Extract the records in full, leaving every picture out.

━━━━━ SUPPLIED DATA ━━━━━

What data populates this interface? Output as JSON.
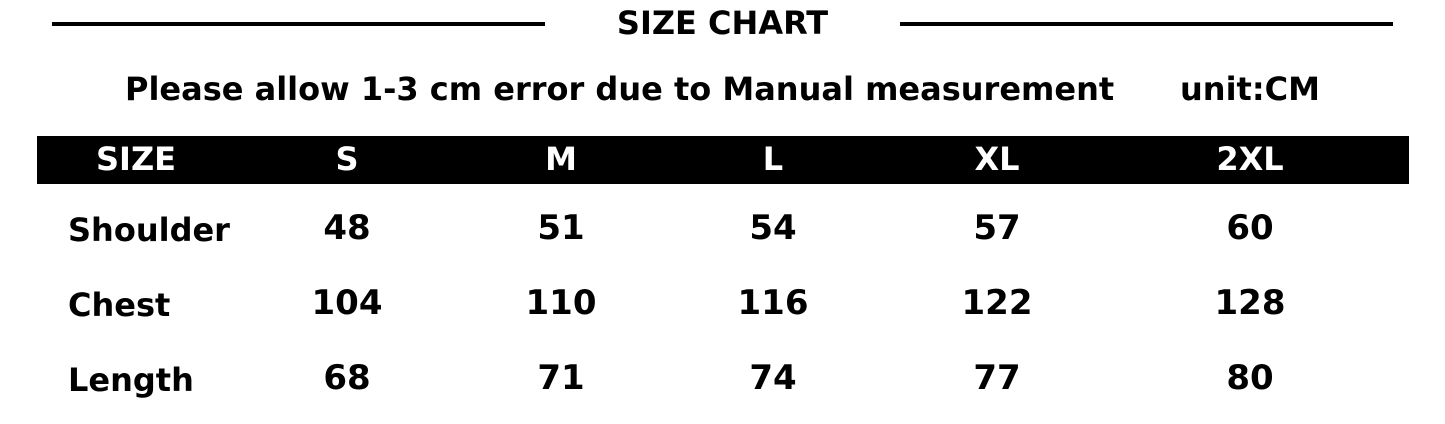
{
  "title": "SIZE CHART",
  "note": "Please allow 1-3 cm error due to Manual measurement",
  "unit": "unit:CM",
  "columns": [
    "SIZE",
    "S",
    "M",
    "L",
    "XL",
    "2XL"
  ],
  "rows": [
    {
      "label": "Shoulder",
      "values": [
        "48",
        "51",
        "54",
        "57",
        "60"
      ]
    },
    {
      "label": "Chest",
      "values": [
        "104",
        "110",
        "116",
        "122",
        "128"
      ]
    },
    {
      "label": "Length",
      "values": [
        "68",
        "71",
        "74",
        "77",
        "80"
      ]
    }
  ]
}
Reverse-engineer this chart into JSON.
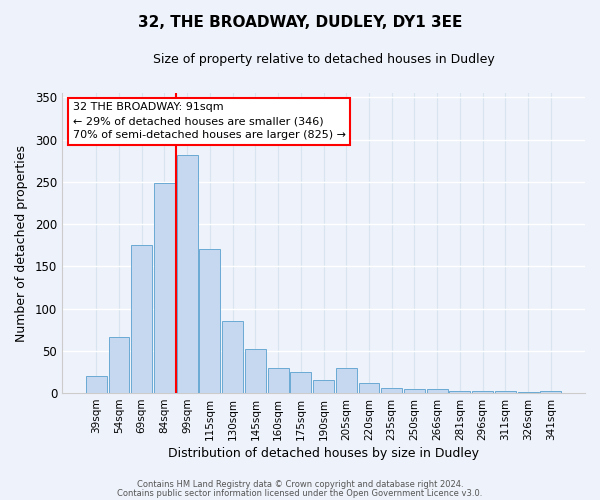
{
  "title1": "32, THE BROADWAY, DUDLEY, DY1 3EE",
  "title2": "Size of property relative to detached houses in Dudley",
  "xlabel": "Distribution of detached houses by size in Dudley",
  "ylabel": "Number of detached properties",
  "bar_color": "#c5d8f0",
  "bar_edge_color": "#6aaad4",
  "background_color": "#eef2fa",
  "grid_color": "#d8e4f0",
  "categories": [
    "39sqm",
    "54sqm",
    "69sqm",
    "84sqm",
    "99sqm",
    "115sqm",
    "130sqm",
    "145sqm",
    "160sqm",
    "175sqm",
    "190sqm",
    "205sqm",
    "220sqm",
    "235sqm",
    "250sqm",
    "266sqm",
    "281sqm",
    "296sqm",
    "311sqm",
    "326sqm",
    "341sqm"
  ],
  "values": [
    20,
    66,
    175,
    249,
    282,
    170,
    85,
    52,
    30,
    25,
    15,
    30,
    12,
    6,
    5,
    5,
    2,
    2,
    2,
    1,
    2
  ],
  "ylim": [
    0,
    355
  ],
  "yticks": [
    0,
    50,
    100,
    150,
    200,
    250,
    300,
    350
  ],
  "red_line_x": 3.5,
  "annotation_title": "32 THE BROADWAY: 91sqm",
  "annotation_line1": "← 29% of detached houses are smaller (346)",
  "annotation_line2": "70% of semi-detached houses are larger (825) →",
  "footer1": "Contains HM Land Registry data © Crown copyright and database right 2024.",
  "footer2": "Contains public sector information licensed under the Open Government Licence v3.0."
}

━━━━━

== EXPECTED ANSWER ==
What data populates this interface? Output as JSON.
{
  "title": "SIZE CHART",
  "note": "Please allow 1-3 cm error due to Manual measurement",
  "unit": "unit:CM",
  "columns": [
    "SIZE",
    "S",
    "M",
    "L",
    "XL",
    "2XL"
  ],
  "rows": [
    {
      "label": "Shoulder",
      "values": [
        "48",
        "51",
        "54",
        "57",
        "60"
      ]
    },
    {
      "label": "Chest",
      "values": [
        "104",
        "110",
        "116",
        "122",
        "128"
      ]
    },
    {
      "label": "Length",
      "values": [
        "68",
        "71",
        "74",
        "77",
        "80"
      ]
    }
  ]
}
Reverse-engineer this chart into JSON.
{
  "title1": "32, THE BROADWAY, DUDLEY, DY1 3EE",
  "title2": "Size of property relative to detached houses in Dudley",
  "xlabel": "Distribution of detached houses by size in Dudley",
  "ylabel": "Number of detached properties",
  "bar_color": "#c5d8f0",
  "bar_edge_color": "#6aaad4",
  "background_color": "#eef2fa",
  "grid_color": "#d8e4f0",
  "categories": [
    "39sqm",
    "54sqm",
    "69sqm",
    "84sqm",
    "99sqm",
    "115sqm",
    "130sqm",
    "145sqm",
    "160sqm",
    "175sqm",
    "190sqm",
    "205sqm",
    "220sqm",
    "235sqm",
    "250sqm",
    "266sqm",
    "281sqm",
    "296sqm",
    "311sqm",
    "326sqm",
    "341sqm"
  ],
  "values": [
    20,
    66,
    175,
    249,
    282,
    170,
    85,
    52,
    30,
    25,
    15,
    30,
    12,
    6,
    5,
    5,
    2,
    2,
    2,
    1,
    2
  ],
  "ylim": [
    0,
    355
  ],
  "yticks": [
    0,
    50,
    100,
    150,
    200,
    250,
    300,
    350
  ],
  "red_line_x": 3.5,
  "annotation_title": "32 THE BROADWAY: 91sqm",
  "annotation_line1": "← 29% of detached houses are smaller (346)",
  "annotation_line2": "70% of semi-detached houses are larger (825) →",
  "footer1": "Contains HM Land Registry data © Crown copyright and database right 2024.",
  "footer2": "Contains public sector information licensed under the Open Government Licence v3.0."
}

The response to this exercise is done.